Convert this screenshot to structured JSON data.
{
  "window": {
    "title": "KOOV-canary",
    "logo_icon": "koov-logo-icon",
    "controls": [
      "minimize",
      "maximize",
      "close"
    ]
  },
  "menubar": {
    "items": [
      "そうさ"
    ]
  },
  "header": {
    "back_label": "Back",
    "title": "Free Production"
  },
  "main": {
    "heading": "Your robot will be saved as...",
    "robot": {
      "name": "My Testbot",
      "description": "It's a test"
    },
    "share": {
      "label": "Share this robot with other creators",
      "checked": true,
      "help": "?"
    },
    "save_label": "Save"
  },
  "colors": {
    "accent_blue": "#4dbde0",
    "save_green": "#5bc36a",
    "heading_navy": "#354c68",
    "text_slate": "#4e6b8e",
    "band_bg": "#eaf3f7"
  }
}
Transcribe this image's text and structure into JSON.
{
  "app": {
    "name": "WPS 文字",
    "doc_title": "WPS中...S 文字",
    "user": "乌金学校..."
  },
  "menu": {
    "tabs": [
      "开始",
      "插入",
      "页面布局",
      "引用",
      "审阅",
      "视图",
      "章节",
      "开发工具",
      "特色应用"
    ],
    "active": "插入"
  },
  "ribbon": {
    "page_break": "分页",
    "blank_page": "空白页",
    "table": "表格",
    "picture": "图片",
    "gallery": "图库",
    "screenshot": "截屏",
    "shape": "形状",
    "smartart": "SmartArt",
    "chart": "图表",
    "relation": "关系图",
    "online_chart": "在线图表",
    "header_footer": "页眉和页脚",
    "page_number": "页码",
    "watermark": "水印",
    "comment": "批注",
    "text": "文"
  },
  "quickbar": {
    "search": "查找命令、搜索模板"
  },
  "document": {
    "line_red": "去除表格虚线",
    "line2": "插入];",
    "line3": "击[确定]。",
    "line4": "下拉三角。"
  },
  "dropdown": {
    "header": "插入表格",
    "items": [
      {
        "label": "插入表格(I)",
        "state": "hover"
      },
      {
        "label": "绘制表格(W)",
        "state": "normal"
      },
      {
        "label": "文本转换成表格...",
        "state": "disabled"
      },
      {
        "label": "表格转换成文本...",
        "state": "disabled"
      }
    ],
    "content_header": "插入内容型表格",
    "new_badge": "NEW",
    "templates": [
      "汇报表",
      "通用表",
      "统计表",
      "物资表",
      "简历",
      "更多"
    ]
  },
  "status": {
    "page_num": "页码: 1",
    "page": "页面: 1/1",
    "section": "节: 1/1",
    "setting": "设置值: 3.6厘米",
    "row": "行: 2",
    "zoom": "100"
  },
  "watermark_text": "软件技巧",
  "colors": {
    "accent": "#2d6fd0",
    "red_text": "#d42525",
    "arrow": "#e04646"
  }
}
....
Exercise instructions
Pull every line containing the word "state" out of the material.

Full response
        "state": "hover"
        "state": "normal"
        "state": "disabled"
        "state": "disabled"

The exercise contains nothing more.